■ **Dataset content**
____________________

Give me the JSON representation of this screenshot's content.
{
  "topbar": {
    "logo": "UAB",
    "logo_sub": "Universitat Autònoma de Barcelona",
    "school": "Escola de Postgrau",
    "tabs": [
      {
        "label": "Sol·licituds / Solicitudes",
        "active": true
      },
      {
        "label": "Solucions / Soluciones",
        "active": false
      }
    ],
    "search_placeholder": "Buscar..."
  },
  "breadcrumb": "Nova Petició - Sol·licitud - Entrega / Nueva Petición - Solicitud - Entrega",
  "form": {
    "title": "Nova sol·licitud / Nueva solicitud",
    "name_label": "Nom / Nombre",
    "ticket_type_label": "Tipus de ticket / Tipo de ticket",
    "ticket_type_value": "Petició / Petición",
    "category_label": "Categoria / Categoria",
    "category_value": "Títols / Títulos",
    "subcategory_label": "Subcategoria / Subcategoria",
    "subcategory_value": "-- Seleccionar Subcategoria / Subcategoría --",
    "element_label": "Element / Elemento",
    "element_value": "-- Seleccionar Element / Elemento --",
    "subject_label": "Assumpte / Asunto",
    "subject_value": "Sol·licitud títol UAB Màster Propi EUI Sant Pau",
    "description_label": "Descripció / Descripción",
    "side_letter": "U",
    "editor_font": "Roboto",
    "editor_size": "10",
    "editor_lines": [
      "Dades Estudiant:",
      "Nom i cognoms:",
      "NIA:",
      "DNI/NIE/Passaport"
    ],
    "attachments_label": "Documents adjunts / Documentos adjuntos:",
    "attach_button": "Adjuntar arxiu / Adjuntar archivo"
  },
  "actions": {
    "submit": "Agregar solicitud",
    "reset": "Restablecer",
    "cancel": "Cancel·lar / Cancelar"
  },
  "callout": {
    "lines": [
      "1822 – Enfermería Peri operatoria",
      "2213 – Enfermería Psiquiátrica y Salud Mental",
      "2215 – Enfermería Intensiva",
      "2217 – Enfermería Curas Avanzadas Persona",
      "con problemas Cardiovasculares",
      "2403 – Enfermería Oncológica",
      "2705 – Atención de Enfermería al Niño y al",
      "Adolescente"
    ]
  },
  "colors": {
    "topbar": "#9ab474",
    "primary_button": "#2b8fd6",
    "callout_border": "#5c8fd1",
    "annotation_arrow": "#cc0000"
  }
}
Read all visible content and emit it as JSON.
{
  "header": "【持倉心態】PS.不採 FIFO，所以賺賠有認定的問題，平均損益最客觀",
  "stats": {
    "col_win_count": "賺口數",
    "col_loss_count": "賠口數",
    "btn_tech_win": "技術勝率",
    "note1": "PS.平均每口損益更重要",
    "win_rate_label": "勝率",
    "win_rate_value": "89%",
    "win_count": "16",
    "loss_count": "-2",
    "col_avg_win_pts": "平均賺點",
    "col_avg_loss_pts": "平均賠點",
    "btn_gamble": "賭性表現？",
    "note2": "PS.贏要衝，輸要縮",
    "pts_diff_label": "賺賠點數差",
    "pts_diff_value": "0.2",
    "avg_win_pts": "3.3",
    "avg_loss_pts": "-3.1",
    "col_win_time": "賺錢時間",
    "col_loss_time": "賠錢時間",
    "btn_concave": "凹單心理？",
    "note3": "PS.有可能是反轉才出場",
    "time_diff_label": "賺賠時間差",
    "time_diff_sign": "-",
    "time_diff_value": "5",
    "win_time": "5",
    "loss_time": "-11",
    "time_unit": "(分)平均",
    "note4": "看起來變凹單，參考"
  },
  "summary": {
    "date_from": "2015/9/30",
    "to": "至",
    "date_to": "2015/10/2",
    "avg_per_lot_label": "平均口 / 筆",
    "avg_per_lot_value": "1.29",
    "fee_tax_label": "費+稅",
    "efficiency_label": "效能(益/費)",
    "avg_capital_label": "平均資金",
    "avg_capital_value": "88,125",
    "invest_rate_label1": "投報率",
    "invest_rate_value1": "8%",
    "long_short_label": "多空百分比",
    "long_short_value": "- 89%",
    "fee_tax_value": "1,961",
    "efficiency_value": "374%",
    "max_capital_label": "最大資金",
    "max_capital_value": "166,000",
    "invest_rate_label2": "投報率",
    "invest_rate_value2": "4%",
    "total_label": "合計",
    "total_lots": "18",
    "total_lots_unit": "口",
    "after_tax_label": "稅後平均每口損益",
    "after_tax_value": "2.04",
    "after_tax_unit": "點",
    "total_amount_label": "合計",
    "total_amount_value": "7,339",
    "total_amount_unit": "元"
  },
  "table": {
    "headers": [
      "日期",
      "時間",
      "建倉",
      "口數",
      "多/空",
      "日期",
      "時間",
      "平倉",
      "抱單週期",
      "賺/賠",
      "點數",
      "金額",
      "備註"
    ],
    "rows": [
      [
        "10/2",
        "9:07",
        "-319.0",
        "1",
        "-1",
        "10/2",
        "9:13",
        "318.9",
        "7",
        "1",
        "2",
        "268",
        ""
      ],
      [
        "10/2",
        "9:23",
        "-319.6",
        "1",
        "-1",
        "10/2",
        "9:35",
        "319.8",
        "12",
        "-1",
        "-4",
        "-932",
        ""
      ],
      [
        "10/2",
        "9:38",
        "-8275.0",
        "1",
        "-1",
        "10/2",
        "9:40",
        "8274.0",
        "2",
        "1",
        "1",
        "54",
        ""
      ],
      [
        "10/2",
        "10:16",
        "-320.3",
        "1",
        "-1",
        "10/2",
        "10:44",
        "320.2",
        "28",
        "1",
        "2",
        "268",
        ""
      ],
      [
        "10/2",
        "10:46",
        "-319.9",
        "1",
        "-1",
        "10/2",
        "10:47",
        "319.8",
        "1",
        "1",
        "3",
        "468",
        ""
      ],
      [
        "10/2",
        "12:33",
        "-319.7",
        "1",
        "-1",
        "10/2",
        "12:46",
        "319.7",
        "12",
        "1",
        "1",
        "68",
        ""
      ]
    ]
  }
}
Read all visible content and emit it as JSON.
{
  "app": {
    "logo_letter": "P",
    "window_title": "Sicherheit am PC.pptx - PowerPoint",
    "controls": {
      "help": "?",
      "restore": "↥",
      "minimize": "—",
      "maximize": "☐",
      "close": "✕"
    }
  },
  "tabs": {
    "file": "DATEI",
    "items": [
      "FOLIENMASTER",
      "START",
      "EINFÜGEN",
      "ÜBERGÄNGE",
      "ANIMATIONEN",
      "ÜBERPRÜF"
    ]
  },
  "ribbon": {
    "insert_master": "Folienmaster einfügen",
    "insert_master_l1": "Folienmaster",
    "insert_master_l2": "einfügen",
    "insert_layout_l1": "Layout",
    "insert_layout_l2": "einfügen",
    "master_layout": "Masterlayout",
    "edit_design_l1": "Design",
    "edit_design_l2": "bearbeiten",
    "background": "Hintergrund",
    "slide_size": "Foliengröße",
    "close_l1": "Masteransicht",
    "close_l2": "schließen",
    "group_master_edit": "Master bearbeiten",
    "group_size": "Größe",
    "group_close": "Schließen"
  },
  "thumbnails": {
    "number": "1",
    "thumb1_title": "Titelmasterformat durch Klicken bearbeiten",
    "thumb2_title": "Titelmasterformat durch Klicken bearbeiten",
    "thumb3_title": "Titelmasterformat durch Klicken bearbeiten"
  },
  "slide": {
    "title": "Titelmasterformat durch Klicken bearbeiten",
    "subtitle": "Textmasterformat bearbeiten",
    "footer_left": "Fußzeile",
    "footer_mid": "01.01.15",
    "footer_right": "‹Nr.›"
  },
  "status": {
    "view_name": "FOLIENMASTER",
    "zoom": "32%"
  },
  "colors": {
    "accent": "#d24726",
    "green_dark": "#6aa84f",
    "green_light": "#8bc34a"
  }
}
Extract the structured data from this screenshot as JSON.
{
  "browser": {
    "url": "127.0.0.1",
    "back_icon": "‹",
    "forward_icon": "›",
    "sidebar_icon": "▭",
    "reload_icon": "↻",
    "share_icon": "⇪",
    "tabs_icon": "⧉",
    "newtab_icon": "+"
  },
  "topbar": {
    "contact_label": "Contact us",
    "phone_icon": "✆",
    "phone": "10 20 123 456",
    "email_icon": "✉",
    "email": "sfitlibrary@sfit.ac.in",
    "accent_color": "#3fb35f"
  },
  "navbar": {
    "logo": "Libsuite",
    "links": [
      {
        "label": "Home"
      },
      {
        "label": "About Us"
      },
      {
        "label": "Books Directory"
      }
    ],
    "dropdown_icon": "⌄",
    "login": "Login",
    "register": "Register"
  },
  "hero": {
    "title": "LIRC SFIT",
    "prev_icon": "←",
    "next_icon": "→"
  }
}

____________________

■ **Task to complete**
Write out, word for word, the line containing "Extract the structured" and every line after it to the end of the data above.

■ **Reply**
Extract the structured data from this screenshot as JSON.
{
  "browser": {
    "url": "127.0.0.1",
    "back_icon": "‹",
    "forward_icon": "›",
    "sidebar_icon": "▭",
    "reload_icon": "↻",
    "share_icon": "⇪",
    "tabs_icon": "⧉",
    "newtab_icon": "+"
  },
  "topbar": {
    "contact_label": "Contact us",
    "phone_icon": "✆",
    "phone": "10 20 123 456",
    "email_icon": "✉",
    "email": "sfitlibrary@sfit.ac.in",
    "accent_color": "#3fb35f"
  },
  "navbar": {
    "logo": "Libsuite",
    "links": [
      {
        "label": "Home"
      },
      {
        "label": "About Us"
      },
      {
        "label": "Books Directory"
      }
    ],
    "dropdown_icon": "⌄",
    "login": "Login",
    "register": "Register"
  },
  "hero": {
    "title": "LIRC SFIT",
    "prev_icon": "←",
    "next_icon": "→"
  }
}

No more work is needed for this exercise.